> YOUR INSTRUCTIONS: Look through the listing below and give the number of lines that hold "BTCUSDT". Say nothing more.

******

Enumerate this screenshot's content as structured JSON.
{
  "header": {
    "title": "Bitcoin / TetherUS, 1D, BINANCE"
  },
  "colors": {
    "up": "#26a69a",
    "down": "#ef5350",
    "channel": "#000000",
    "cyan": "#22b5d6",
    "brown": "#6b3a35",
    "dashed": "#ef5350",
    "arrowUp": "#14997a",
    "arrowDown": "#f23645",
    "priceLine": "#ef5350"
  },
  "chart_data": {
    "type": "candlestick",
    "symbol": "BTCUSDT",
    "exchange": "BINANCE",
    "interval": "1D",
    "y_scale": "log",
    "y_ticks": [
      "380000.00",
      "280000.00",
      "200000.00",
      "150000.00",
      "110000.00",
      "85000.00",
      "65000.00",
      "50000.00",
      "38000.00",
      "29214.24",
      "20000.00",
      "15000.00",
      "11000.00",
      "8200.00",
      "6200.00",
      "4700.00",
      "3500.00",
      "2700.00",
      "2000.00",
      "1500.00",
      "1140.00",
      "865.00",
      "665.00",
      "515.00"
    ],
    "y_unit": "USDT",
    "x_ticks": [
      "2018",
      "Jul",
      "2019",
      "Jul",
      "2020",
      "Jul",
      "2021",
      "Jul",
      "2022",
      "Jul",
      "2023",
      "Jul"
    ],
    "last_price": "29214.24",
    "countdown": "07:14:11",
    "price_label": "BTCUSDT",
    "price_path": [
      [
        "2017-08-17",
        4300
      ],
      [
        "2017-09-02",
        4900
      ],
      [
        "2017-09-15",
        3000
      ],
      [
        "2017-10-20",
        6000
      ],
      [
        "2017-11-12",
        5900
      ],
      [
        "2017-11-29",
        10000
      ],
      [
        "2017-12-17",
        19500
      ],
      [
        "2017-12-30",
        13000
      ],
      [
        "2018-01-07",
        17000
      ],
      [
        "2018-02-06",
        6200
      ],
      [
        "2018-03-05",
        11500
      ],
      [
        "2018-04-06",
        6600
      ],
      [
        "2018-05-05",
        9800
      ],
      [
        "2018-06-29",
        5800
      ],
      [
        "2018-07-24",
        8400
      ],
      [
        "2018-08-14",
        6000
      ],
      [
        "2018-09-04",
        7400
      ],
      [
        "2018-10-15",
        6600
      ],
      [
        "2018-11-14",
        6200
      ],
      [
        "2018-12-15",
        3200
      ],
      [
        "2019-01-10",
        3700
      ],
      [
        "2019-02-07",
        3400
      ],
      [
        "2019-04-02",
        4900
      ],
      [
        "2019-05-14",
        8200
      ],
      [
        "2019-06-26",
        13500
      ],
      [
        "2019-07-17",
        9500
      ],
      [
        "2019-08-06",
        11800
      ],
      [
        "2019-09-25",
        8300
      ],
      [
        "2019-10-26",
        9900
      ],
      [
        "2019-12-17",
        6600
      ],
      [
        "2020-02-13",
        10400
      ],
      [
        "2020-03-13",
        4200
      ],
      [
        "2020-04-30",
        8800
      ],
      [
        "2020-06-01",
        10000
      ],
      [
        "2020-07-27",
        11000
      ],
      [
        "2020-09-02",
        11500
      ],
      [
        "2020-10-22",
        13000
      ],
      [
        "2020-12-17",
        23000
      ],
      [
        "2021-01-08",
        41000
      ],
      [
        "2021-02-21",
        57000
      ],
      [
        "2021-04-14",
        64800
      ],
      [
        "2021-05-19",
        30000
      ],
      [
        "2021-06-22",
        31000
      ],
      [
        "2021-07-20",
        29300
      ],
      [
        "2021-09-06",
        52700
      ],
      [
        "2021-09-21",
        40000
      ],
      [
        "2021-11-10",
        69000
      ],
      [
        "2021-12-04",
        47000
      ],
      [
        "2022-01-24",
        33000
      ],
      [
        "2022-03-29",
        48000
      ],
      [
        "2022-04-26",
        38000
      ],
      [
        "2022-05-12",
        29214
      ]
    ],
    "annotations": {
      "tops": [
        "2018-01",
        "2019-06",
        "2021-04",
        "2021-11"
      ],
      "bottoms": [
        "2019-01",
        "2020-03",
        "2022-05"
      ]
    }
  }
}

******

> SOLUTION TO THE PROBLEM: 2